> [WORK INSTRUCTIONS]: Copy the records below exactly as they appear.
--- begin GIVEN DATA ---
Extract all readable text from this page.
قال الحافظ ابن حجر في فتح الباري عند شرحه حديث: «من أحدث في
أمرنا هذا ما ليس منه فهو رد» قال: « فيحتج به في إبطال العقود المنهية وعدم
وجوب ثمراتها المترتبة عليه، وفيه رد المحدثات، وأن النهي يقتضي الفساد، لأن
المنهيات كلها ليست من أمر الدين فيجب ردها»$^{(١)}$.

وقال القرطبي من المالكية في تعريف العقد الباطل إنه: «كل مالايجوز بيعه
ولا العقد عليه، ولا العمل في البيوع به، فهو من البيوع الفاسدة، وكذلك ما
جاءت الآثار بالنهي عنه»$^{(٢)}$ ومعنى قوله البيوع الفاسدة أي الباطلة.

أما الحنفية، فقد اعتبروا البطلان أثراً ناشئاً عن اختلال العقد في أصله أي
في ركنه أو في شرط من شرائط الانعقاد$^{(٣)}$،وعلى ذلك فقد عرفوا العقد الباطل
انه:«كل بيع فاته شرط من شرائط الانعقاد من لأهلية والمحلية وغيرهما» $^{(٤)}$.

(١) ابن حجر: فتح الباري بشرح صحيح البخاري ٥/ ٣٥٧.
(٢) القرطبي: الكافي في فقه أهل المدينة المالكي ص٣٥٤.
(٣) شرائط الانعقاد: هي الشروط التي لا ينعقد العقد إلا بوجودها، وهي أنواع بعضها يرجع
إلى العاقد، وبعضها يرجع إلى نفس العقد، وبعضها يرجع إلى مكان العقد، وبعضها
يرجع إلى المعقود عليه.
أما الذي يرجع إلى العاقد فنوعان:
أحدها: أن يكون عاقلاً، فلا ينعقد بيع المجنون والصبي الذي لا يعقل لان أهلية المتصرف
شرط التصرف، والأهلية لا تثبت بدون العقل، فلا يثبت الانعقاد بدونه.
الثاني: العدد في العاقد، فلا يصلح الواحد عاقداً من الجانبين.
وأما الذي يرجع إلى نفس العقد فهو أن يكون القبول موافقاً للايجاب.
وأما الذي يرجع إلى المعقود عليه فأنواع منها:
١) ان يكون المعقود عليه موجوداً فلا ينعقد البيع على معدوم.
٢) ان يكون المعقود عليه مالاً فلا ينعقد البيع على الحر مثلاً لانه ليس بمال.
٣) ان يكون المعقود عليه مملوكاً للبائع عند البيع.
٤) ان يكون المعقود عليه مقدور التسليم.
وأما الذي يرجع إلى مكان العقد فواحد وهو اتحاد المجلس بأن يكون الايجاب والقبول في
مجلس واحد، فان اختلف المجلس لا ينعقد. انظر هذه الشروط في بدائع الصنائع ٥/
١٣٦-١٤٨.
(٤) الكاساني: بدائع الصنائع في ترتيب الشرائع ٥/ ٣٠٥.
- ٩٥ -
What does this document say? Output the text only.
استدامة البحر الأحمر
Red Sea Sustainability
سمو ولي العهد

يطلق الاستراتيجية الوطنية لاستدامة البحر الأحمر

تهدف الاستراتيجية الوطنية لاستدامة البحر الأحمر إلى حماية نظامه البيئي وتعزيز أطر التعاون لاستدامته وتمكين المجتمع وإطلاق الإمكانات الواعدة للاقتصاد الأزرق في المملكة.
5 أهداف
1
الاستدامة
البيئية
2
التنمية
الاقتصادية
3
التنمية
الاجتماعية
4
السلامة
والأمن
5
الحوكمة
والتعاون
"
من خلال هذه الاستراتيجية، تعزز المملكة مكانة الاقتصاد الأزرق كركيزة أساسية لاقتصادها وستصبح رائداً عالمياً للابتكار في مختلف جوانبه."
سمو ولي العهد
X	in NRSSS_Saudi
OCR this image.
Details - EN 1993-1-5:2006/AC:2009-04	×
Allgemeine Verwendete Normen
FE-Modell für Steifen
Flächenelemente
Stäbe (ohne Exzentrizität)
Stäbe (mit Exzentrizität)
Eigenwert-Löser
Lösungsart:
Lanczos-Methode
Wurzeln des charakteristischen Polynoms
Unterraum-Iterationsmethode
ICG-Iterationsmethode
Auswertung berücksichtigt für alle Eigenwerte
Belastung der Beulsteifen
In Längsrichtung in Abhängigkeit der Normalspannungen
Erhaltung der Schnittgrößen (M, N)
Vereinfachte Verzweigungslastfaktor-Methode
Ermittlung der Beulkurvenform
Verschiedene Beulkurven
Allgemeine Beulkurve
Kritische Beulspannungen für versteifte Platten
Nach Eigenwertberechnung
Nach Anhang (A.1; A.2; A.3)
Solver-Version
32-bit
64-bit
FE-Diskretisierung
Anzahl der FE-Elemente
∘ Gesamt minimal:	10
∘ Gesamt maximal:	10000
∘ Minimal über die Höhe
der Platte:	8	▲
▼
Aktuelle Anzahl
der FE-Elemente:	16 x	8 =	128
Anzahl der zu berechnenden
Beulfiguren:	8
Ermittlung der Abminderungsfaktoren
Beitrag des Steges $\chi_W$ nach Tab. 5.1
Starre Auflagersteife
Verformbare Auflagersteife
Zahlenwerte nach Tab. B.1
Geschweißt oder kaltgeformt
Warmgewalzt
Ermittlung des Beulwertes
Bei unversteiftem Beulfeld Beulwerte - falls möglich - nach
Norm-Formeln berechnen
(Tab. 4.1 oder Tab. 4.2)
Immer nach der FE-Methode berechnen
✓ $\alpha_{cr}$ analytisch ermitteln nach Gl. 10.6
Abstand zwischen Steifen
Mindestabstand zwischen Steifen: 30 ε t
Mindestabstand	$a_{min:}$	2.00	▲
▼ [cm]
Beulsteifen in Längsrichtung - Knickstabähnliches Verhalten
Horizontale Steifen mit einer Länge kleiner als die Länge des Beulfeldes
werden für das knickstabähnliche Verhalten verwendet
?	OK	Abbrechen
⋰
--- end GIVEN DATA ---
> [ANSWER TO THIS TASK]:
Extract all readable text from this page.
قال الحافظ ابن حجر في فتح الباري عند شرحه حديث: «من أحدث في
أمرنا هذا ما ليس منه فهو رد» قال: « فيحتج به في إبطال العقود المنهية وعدم
وجوب ثمراتها المترتبة عليه، وفيه رد المحدثات، وأن النهي يقتضي الفساد، لأن
المنهيات كلها ليست من أمر الدين فيجب ردها»$^{(١)}$.

وقال القرطبي من المالكية في تعريف العقد الباطل إنه: «كل مالايجوز بيعه
ولا العقد عليه، ولا العمل في البيوع به، فهو من البيوع الفاسدة، وكذلك ما
جاءت الآثار بالنهي عنه»$^{(٢)}$ ومعنى قوله البيوع الفاسدة أي الباطلة.

أما الحنفية، فقد اعتبروا البطلان أثراً ناشئاً عن اختلال العقد في أصله أي
في ركنه أو في شرط من شرائط الانعقاد$^{(٣)}$،وعلى ذلك فقد عرفوا العقد الباطل
انه:«كل بيع فاته شرط من شرائط الانعقاد من لأهلية والمحلية وغيرهما» $^{(٤)}$.

(١) ابن حجر: فتح الباري بشرح صحيح البخاري ٥/ ٣٥٧.
(٢) القرطبي: الكافي في فقه أهل المدينة المالكي ص٣٥٤.
(٣) شرائط الانعقاد: هي الشروط التي لا ينعقد العقد إلا بوجودها، وهي أنواع بعضها يرجع
إلى العاقد، وبعضها يرجع إلى نفس العقد، وبعضها يرجع إلى مكان العقد، وبعضها
يرجع إلى المعقود عليه.
أما الذي يرجع إلى العاقد فنوعان:
أحدها: أن يكون عاقلاً، فلا ينعقد بيع المجنون والصبي الذي لا يعقل لان أهلية المتصرف
شرط التصرف، والأهلية لا تثبت بدون العقل، فلا يثبت الانعقاد بدونه.
الثاني: العدد في العاقد، فلا يصلح الواحد عاقداً من الجانبين.
وأما الذي يرجع إلى نفس العقد فهو أن يكون القبول موافقاً للايجاب.
وأما الذي يرجع إلى المعقود عليه فأنواع منها:
١) ان يكون المعقود عليه موجوداً فلا ينعقد البيع على معدوم.
٢) ان يكون المعقود عليه مالاً فلا ينعقد البيع على الحر مثلاً لانه ليس بمال.
٣) ان يكون المعقود عليه مملوكاً للبائع عند البيع.
٤) ان يكون المعقود عليه مقدور التسليم.
وأما الذي يرجع إلى مكان العقد فواحد وهو اتحاد المجلس بأن يكون الايجاب والقبول في
مجلس واحد، فان اختلف المجلس لا ينعقد. انظر هذه الشروط في بدائع الصنائع ٥/
١٣٦-١٤٨.
(٤) الكاساني: بدائع الصنائع في ترتيب الشرائع ٥/ ٣٠٥.
- ٩٥ -
What does this document say? Output the text only.
استدامة البحر الأحمر
Red Sea Sustainability
سمو ولي العهد

يطلق الاستراتيجية الوطنية لاستدامة البحر الأحمر

تهدف الاستراتيجية الوطنية لاستدامة البحر الأحمر إلى حماية نظامه البيئي وتعزيز أطر التعاون لاستدامته وتمكين المجتمع وإطلاق الإمكانات الواعدة للاقتصاد الأزرق في المملكة.
5 أهداف
1
الاستدامة
البيئية
2
التنمية
الاقتصادية
3
التنمية
الاجتماعية
4
السلامة
والأمن
5
الحوكمة
والتعاون
"
من خلال هذه الاستراتيجية، تعزز المملكة مكانة الاقتصاد الأزرق كركيزة أساسية لاقتصادها وستصبح رائداً عالمياً للابتكار في مختلف جوانبه."
سمو ولي العهد
X	in NRSSS_Saudi
OCR this image.
Details - EN 1993-1-5:2006/AC:2009-04	×
Allgemeine Verwendete Normen
FE-Modell für Steifen
Flächenelemente
Stäbe (ohne Exzentrizität)
Stäbe (mit Exzentrizität)
Eigenwert-Löser
Lösungsart:
Lanczos-Methode
Wurzeln des charakteristischen Polynoms
Unterraum-Iterationsmethode
ICG-Iterationsmethode
Auswertung berücksichtigt für alle Eigenwerte
Belastung der Beulsteifen
In Längsrichtung in Abhängigkeit der Normalspannungen
Erhaltung der Schnittgrößen (M, N)
Vereinfachte Verzweigungslastfaktor-Methode
Ermittlung der Beulkurvenform
Verschiedene Beulkurven
Allgemeine Beulkurve
Kritische Beulspannungen für versteifte Platten
Nach Eigenwertberechnung
Nach Anhang (A.1; A.2; A.3)
Solver-Version
32-bit
64-bit
FE-Diskretisierung
Anzahl der FE-Elemente
∘ Gesamt minimal:	10
∘ Gesamt maximal:	10000
∘ Minimal über die Höhe
der Platte:	8	▲
▼
Aktuelle Anzahl
der FE-Elemente:	16 x	8 =	128
Anzahl der zu berechnenden
Beulfiguren:	8
Ermittlung der Abminderungsfaktoren
Beitrag des Steges $\chi_W$ nach Tab. 5.1
Starre Auflagersteife
Verformbare Auflagersteife
Zahlenwerte nach Tab. B.1
Geschweißt oder kaltgeformt
Warmgewalzt
Ermittlung des Beulwertes
Bei unversteiftem Beulfeld Beulwerte - falls möglich - nach
Norm-Formeln berechnen
(Tab. 4.1 oder Tab. 4.2)
Immer nach der FE-Methode berechnen
✓ $\alpha_{cr}$ analytisch ermitteln nach Gl. 10.6
Abstand zwischen Steifen
Mindestabstand zwischen Steifen: 30 ε t
Mindestabstand	$a_{min:}$	2.00	▲
▼ [cm]
Beulsteifen in Längsrichtung - Knickstabähnliches Verhalten
Horizontale Steifen mit einer Länge kleiner als die Länge des Beulfeldes
werden für das knickstabähnliche Verhalten verwendet
?	OK	Abbrechen
⋰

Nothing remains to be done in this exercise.